-- RECORDS TO PROCESS --
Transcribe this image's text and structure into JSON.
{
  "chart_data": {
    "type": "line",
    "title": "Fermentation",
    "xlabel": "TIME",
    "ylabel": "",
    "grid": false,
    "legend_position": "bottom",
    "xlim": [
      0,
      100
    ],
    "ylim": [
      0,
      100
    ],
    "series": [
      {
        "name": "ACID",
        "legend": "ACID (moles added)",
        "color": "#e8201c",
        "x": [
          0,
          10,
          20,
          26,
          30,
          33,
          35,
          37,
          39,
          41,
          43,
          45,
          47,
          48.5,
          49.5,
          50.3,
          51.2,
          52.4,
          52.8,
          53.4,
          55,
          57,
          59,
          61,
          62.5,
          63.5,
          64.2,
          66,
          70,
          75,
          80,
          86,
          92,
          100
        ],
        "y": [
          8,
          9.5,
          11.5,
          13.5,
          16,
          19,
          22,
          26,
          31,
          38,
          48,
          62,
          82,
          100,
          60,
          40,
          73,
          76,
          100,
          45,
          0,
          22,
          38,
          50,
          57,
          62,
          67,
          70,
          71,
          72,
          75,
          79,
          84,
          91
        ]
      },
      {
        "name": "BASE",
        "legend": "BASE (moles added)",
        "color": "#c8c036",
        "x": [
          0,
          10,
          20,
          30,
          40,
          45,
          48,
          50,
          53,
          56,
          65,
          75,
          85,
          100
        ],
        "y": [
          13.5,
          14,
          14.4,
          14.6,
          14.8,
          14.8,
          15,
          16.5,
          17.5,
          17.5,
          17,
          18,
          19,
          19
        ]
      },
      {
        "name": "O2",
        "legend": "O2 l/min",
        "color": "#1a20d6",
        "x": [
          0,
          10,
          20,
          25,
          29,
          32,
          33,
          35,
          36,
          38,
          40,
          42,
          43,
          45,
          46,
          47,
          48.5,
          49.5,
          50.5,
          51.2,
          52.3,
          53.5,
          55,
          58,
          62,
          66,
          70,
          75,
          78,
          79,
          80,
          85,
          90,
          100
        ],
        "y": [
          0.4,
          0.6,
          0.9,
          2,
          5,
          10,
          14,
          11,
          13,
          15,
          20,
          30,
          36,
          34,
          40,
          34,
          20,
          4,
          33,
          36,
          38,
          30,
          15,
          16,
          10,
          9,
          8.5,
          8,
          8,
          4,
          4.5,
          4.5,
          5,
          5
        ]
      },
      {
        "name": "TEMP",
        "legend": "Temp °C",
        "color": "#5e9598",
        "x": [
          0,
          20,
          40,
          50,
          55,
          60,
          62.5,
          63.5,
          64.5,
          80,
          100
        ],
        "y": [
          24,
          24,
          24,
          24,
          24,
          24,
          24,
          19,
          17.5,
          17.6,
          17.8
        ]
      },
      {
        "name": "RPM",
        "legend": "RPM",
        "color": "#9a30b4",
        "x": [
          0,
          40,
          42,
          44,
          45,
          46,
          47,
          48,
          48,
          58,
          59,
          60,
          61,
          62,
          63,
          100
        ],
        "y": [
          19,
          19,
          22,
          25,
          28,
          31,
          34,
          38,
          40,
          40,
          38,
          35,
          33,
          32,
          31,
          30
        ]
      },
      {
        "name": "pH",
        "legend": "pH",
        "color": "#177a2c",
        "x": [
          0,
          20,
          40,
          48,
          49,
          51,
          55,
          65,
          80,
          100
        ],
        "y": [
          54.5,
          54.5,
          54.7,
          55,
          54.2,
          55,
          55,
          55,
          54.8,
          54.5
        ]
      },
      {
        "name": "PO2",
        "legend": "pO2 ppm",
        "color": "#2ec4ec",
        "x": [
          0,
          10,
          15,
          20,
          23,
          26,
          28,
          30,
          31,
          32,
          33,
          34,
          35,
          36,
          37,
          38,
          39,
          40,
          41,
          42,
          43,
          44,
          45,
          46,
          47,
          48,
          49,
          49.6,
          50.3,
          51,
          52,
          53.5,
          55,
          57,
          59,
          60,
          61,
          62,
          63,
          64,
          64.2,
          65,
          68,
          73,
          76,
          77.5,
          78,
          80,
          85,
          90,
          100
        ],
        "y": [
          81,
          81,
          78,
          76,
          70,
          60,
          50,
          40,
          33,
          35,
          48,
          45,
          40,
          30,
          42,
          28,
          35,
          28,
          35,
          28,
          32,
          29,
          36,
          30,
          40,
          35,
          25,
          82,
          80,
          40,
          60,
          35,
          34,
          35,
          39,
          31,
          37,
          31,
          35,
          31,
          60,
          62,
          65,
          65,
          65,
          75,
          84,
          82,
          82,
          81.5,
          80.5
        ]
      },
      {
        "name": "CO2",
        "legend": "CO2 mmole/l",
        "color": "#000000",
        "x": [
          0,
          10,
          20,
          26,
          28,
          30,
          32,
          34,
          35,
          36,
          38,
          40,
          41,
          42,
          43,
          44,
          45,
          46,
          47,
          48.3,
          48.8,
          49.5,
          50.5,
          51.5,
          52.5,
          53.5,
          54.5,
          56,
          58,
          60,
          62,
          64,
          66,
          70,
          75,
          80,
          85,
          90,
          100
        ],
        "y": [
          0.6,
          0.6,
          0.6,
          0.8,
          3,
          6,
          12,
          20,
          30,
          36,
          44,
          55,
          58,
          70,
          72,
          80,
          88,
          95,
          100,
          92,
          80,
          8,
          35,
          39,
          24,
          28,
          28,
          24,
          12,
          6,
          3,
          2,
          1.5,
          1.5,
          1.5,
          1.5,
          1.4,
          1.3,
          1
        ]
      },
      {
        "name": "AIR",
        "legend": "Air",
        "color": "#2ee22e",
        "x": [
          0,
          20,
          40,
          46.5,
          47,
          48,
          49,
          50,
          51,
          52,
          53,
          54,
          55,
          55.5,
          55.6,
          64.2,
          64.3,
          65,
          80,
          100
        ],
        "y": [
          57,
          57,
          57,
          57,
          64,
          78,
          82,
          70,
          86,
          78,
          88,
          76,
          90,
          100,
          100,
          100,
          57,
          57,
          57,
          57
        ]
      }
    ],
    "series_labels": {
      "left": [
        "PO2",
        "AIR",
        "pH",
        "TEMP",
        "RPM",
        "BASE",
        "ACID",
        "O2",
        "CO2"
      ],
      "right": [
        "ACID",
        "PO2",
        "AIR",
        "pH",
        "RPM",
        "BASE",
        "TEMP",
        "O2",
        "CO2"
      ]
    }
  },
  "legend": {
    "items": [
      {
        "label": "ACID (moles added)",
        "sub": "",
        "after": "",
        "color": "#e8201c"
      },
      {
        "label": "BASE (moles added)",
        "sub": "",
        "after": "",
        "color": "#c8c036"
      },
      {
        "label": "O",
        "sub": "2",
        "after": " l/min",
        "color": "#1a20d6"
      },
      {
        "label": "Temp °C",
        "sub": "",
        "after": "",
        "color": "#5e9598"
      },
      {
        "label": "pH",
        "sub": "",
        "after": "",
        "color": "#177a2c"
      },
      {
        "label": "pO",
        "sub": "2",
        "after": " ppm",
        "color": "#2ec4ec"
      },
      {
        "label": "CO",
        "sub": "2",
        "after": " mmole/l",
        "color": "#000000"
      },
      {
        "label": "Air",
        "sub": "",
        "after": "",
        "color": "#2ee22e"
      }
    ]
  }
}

-- WHAT IS BEING ASKED --
Copy each line above containing the string "BASE".

-- EXERCISE RESPONSE --
        "name": "BASE",
        "legend": "BASE (moles added)",
        "BASE",
        "BASE",
        "label": "BASE (moles added)",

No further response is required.